Aim: Exactly as written, print each record in the listing.

The input:
■ ■ ■ ■
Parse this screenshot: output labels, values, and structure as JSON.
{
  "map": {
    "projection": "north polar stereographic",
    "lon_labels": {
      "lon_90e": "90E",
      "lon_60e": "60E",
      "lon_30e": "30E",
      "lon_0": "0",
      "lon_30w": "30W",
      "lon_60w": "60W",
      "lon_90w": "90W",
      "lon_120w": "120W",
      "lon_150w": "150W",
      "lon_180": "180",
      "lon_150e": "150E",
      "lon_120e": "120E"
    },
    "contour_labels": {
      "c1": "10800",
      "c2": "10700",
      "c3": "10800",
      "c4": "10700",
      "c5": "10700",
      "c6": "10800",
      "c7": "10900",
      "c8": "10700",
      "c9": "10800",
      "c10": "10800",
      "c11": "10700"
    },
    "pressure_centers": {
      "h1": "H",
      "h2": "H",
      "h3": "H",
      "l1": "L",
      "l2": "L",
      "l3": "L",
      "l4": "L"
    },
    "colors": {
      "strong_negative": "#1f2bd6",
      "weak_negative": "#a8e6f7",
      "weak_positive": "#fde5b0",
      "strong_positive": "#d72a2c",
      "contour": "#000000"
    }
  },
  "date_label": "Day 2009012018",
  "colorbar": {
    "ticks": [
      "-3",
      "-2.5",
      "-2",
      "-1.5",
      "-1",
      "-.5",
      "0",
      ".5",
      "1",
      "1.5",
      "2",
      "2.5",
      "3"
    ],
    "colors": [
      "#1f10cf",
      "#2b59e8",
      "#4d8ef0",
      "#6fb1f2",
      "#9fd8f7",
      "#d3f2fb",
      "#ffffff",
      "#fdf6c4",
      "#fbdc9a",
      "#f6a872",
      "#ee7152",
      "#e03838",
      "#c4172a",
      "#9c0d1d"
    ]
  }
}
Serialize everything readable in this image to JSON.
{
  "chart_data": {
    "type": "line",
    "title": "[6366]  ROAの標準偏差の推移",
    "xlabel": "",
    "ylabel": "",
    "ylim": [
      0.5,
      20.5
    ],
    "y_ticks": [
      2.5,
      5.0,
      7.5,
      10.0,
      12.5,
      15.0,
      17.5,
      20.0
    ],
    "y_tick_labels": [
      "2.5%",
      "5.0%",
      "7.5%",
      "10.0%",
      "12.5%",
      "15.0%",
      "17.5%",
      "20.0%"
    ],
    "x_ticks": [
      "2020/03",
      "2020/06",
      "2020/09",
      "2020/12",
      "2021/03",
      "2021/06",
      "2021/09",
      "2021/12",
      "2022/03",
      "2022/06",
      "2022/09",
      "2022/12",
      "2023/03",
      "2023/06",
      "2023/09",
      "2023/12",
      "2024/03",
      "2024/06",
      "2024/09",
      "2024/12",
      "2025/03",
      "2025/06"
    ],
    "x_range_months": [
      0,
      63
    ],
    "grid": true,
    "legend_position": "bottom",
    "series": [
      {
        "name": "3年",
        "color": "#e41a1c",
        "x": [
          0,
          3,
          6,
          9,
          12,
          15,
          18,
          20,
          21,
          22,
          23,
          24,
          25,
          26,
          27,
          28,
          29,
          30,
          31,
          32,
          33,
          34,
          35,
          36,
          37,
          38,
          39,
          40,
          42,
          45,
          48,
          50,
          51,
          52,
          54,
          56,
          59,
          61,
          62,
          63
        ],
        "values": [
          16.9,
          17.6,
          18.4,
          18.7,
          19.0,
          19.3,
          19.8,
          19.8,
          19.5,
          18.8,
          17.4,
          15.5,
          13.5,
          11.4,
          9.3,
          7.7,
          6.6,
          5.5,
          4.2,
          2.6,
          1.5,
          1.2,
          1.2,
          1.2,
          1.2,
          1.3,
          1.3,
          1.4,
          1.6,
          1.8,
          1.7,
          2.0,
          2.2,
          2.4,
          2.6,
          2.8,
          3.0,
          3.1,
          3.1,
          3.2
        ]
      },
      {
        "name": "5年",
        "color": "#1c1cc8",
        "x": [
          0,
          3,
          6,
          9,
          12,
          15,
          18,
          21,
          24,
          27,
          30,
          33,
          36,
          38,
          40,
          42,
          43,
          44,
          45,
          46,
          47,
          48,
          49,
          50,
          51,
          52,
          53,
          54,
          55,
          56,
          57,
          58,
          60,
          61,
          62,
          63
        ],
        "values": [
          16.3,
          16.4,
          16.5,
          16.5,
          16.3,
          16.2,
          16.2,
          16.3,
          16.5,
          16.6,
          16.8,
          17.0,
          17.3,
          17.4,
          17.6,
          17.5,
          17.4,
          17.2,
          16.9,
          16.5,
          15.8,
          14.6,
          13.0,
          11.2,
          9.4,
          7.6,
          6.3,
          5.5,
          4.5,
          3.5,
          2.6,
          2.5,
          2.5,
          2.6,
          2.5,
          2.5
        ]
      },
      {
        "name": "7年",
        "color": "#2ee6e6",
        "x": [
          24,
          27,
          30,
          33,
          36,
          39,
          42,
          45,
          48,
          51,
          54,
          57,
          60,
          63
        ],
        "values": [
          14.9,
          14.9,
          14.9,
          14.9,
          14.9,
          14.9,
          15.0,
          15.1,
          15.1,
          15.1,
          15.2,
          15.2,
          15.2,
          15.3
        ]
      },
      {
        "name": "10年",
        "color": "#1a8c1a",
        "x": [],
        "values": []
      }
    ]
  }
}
■ ■ ■ ■
Solution:
Parse this screenshot: output labels, values, and structure as JSON.
{
  "map": {
    "projection": "north polar stereographic",
    "lon_labels": {
      "lon_90e": "90E",
      "lon_60e": "60E",
      "lon_30e": "30E",
      "lon_0": "0",
      "lon_30w": "30W",
      "lon_60w": "60W",
      "lon_90w": "90W",
      "lon_120w": "120W",
      "lon_150w": "150W",
      "lon_180": "180",
      "lon_150e": "150E",
      "lon_120e": "120E"
    },
    "contour_labels": {
      "c1": "10800",
      "c2": "10700",
      "c3": "10800",
      "c4": "10700",
      "c5": "10700",
      "c6": "10800",
      "c7": "10900",
      "c8": "10700",
      "c9": "10800",
      "c10": "10800",
      "c11": "10700"
    },
    "pressure_centers": {
      "h1": "H",
      "h2": "H",
      "h3": "H",
      "l1": "L",
      "l2": "L",
      "l3": "L",
      "l4": "L"
    },
    "colors": {
      "strong_negative": "#1f2bd6",
      "weak_negative": "#a8e6f7",
      "weak_positive": "#fde5b0",
      "strong_positive": "#d72a2c",
      "contour": "#000000"
    }
  },
  "date_label": "Day 2009012018",
  "colorbar": {
    "ticks": [
      "-3",
      "-2.5",
      "-2",
      "-1.5",
      "-1",
      "-.5",
      "0",
      ".5",
      "1",
      "1.5",
      "2",
      "2.5",
      "3"
    ],
    "colors": [
      "#1f10cf",
      "#2b59e8",
      "#4d8ef0",
      "#6fb1f2",
      "#9fd8f7",
      "#d3f2fb",
      "#ffffff",
      "#fdf6c4",
      "#fbdc9a",
      "#f6a872",
      "#ee7152",
      "#e03838",
      "#c4172a",
      "#9c0d1d"
    ]
  }
}
Serialize everything readable in this image to JSON.
{
  "chart_data": {
    "type": "line",
    "title": "[6366]  ROAの標準偏差の推移",
    "xlabel": "",
    "ylabel": "",
    "ylim": [
      0.5,
      20.5
    ],
    "y_ticks": [
      2.5,
      5.0,
      7.5,
      10.0,
      12.5,
      15.0,
      17.5,
      20.0
    ],
    "y_tick_labels": [
      "2.5%",
      "5.0%",
      "7.5%",
      "10.0%",
      "12.5%",
      "15.0%",
      "17.5%",
      "20.0%"
    ],
    "x_ticks": [
      "2020/03",
      "2020/06",
      "2020/09",
      "2020/12",
      "2021/03",
      "2021/06",
      "2021/09",
      "2021/12",
      "2022/03",
      "2022/06",
      "2022/09",
      "2022/12",
      "2023/03",
      "2023/06",
      "2023/09",
      "2023/12",
      "2024/03",
      "2024/06",
      "2024/09",
      "2024/12",
      "2025/03",
      "2025/06"
    ],
    "x_range_months": [
      0,
      63
    ],
    "grid": true,
    "legend_position": "bottom",
    "series": [
      {
        "name": "3年",
        "color": "#e41a1c",
        "x": [
          0,
          3,
          6,
          9,
          12,
          15,
          18,
          20,
          21,
          22,
          23,
          24,
          25,
          26,
          27,
          28,
          29,
          30,
          31,
          32,
          33,
          34,
          35,
          36,
          37,
          38,
          39,
          40,
          42,
          45,
          48,
          50,
          51,
          52,
          54,
          56,
          59,
          61,
          62,
          63
        ],
        "values": [
          16.9,
          17.6,
          18.4,
          18.7,
          19.0,
          19.3,
          19.8,
          19.8,
          19.5,
          18.8,
          17.4,
          15.5,
          13.5,
          11.4,
          9.3,
          7.7,
          6.6,
          5.5,
          4.2,
          2.6,
          1.5,
          1.2,
          1.2,
          1.2,
          1.2,
          1.3,
          1.3,
          1.4,
          1.6,
          1.8,
          1.7,
          2.0,
          2.2,
          2.4,
          2.6,
          2.8,
          3.0,
          3.1,
          3.1,
          3.2
        ]
      },
      {
        "name": "5年",
        "color": "#1c1cc8",
        "x": [
          0,
          3,
          6,
          9,
          12,
          15,
          18,
          21,
          24,
          27,
          30,
          33,
          36,
          38,
          40,
          42,
          43,
          44,
          45,
          46,
          47,
          48,
          49,
          50,
          51,
          52,
          53,
          54,
          55,
          56,
          57,
          58,
          60,
          61,
          62,
          63
        ],
        "values": [
          16.3,
          16.4,
          16.5,
          16.5,
          16.3,
          16.2,
          16.2,
          16.3,
          16.5,
          16.6,
          16.8,
          17.0,
          17.3,
          17.4,
          17.6,
          17.5,
          17.4,
          17.2,
          16.9,
          16.5,
          15.8,
          14.6,
          13.0,
          11.2,
          9.4,
          7.6,
          6.3,
          5.5,
          4.5,
          3.5,
          2.6,
          2.5,
          2.5,
          2.6,
          2.5,
          2.5
        ]
      },
      {
        "name": "7年",
        "color": "#2ee6e6",
        "x": [
          24,
          27,
          30,
          33,
          36,
          39,
          42,
          45,
          48,
          51,
          54,
          57,
          60,
          63
        ],
        "values": [
          14.9,
          14.9,
          14.9,
          14.9,
          14.9,
          14.9,
          15.0,
          15.1,
          15.1,
          15.1,
          15.2,
          15.2,
          15.2,
          15.3
        ]
      },
      {
        "name": "10年",
        "color": "#1a8c1a",
        "x": [],
        "values": []
      }
    ]
  }
}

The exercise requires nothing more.